* START DATA EXCERPTS *

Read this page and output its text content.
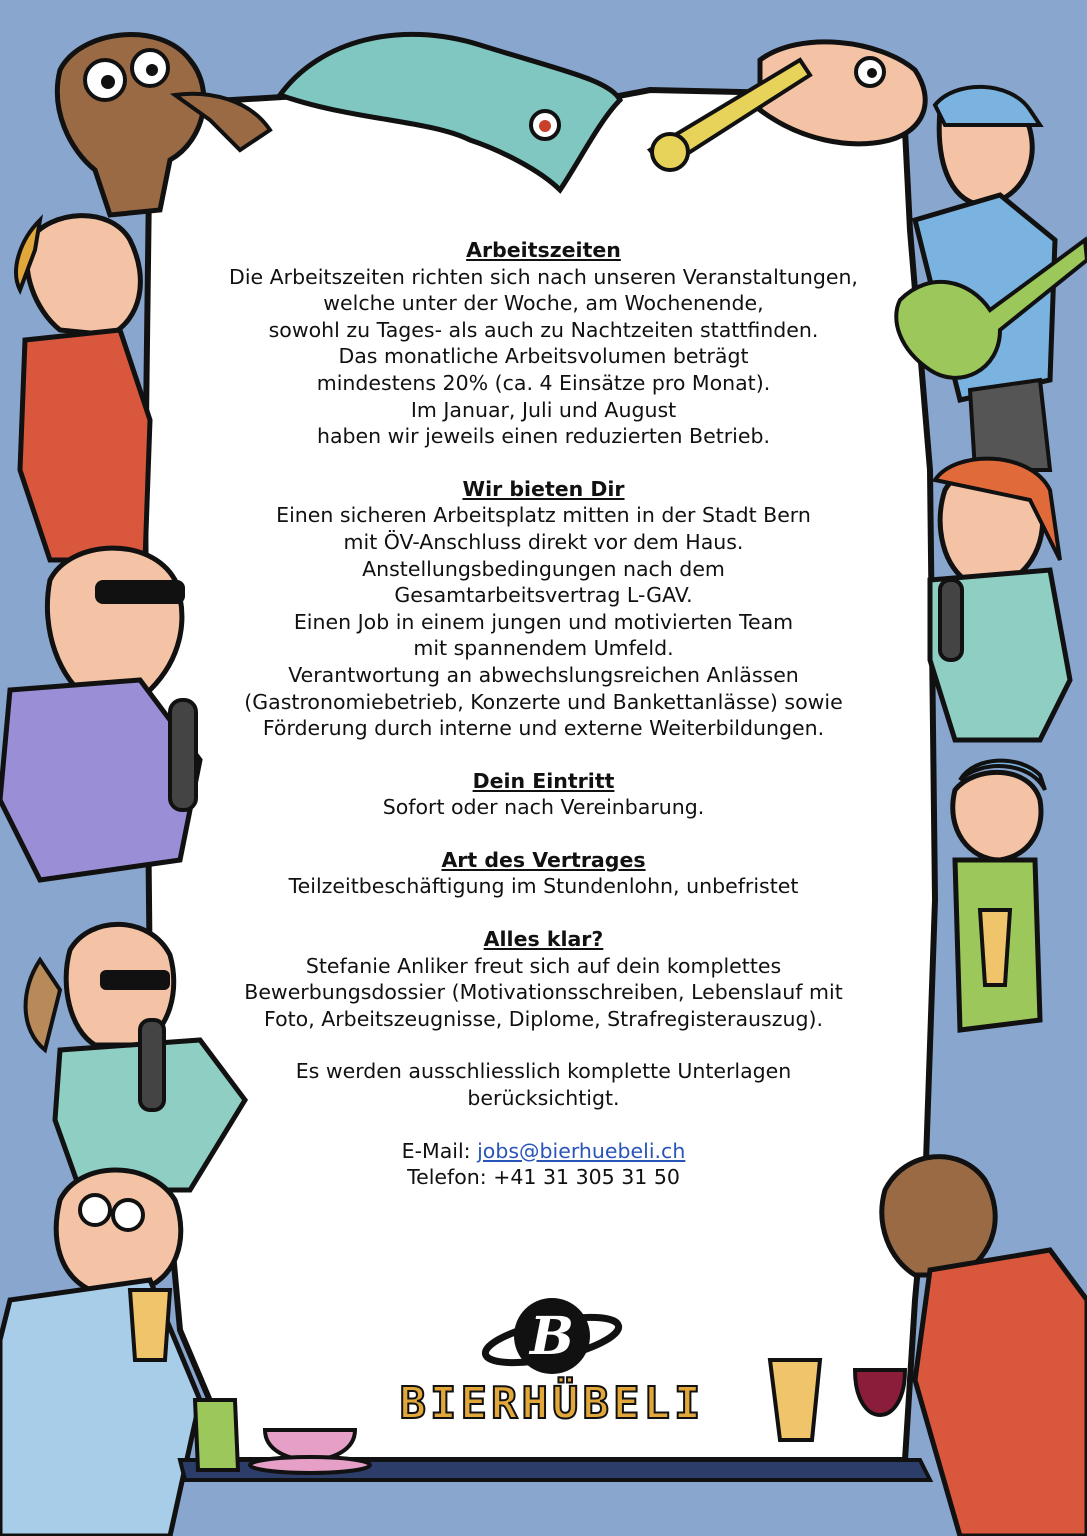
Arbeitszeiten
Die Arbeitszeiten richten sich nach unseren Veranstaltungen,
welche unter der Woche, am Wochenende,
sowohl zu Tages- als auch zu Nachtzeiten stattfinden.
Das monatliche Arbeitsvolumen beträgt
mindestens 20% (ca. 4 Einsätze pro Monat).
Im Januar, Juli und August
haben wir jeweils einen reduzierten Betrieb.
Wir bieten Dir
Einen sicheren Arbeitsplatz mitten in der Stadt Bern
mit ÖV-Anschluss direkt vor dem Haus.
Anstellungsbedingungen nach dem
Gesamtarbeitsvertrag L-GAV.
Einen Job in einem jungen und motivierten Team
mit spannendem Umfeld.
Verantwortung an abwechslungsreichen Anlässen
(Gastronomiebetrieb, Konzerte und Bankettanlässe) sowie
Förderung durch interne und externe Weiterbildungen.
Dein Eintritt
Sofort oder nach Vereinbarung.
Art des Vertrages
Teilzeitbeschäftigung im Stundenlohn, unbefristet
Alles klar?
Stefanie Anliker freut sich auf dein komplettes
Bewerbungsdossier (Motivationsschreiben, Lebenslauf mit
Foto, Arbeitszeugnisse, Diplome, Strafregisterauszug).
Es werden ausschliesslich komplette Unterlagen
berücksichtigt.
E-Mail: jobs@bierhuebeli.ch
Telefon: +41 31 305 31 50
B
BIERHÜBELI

* END DATA EXCERPTS *
* START DATA EXCERPTS *

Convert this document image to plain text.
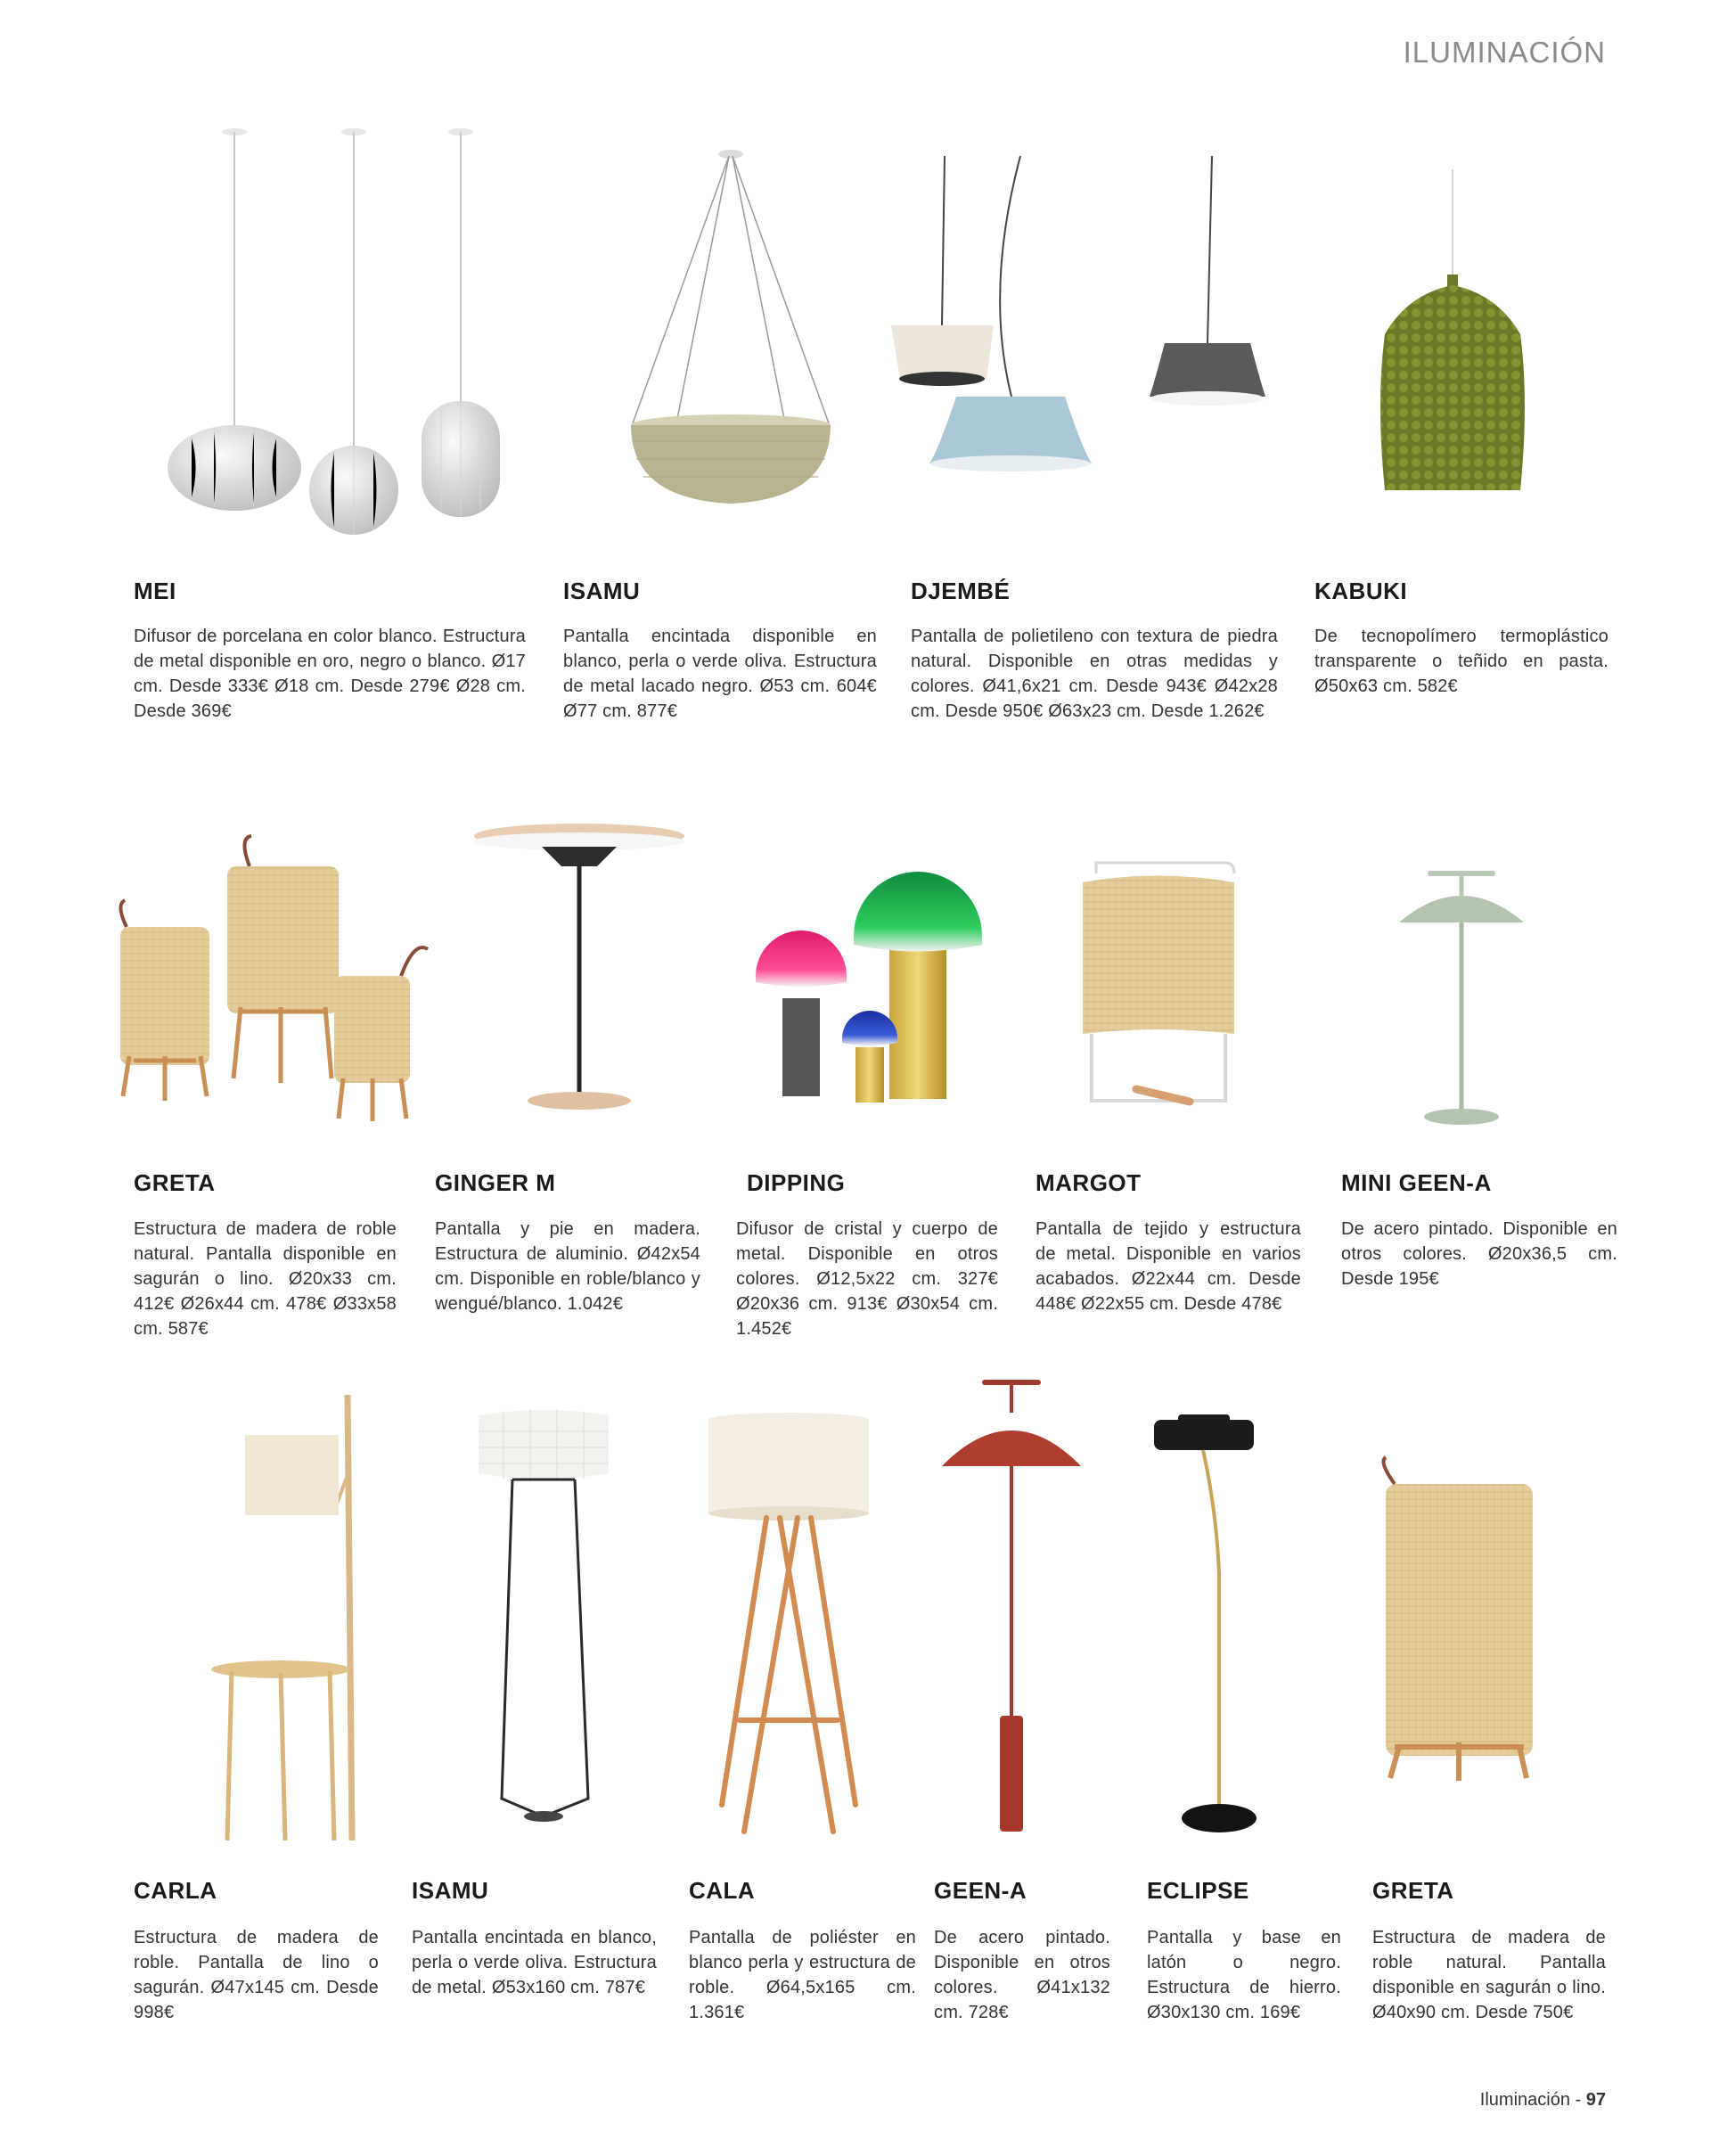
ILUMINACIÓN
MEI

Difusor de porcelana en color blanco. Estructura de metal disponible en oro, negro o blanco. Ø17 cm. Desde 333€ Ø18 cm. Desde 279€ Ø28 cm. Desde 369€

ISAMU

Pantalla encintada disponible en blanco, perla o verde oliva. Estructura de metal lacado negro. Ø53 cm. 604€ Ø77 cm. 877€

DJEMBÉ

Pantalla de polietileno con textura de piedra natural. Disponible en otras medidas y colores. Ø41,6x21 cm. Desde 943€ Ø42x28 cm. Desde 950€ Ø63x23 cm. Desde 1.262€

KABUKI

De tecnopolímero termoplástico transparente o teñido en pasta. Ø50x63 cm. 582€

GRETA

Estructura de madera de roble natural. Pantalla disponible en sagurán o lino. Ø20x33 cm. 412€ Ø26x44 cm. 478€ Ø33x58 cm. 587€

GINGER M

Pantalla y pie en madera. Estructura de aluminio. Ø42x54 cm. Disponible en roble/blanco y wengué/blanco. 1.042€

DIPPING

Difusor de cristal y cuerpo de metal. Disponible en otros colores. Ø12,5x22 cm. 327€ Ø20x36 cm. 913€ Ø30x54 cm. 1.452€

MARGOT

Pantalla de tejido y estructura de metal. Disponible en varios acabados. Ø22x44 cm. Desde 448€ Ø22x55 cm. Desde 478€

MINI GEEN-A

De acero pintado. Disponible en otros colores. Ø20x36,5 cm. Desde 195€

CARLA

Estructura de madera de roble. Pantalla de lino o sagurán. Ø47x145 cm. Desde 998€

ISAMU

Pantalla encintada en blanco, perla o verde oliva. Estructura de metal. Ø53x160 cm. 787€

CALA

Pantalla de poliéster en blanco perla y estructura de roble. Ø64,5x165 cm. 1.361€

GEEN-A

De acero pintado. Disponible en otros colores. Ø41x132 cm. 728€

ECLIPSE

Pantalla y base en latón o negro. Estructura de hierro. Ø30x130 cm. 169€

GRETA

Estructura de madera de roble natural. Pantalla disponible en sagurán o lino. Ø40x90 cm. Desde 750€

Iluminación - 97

* END DATA EXCERPTS *

GIVEN REQUEST:
All lines that include "perla" are to be gathered and copied.

COMPLETE RESPONSE:
Pantalla encintada disponible en blanco, perla o verde oliva. Estructura de metal lacado negro. Ø53 cm. 604€ Ø77 cm. 877€
Pantalla encintada en blanco, perla o verde oliva. Estructura de metal. Ø53x160 cm. 787€
Pantalla de poliéster en blanco perla y estructura de roble. Ø64,5x165 cm. 1.361€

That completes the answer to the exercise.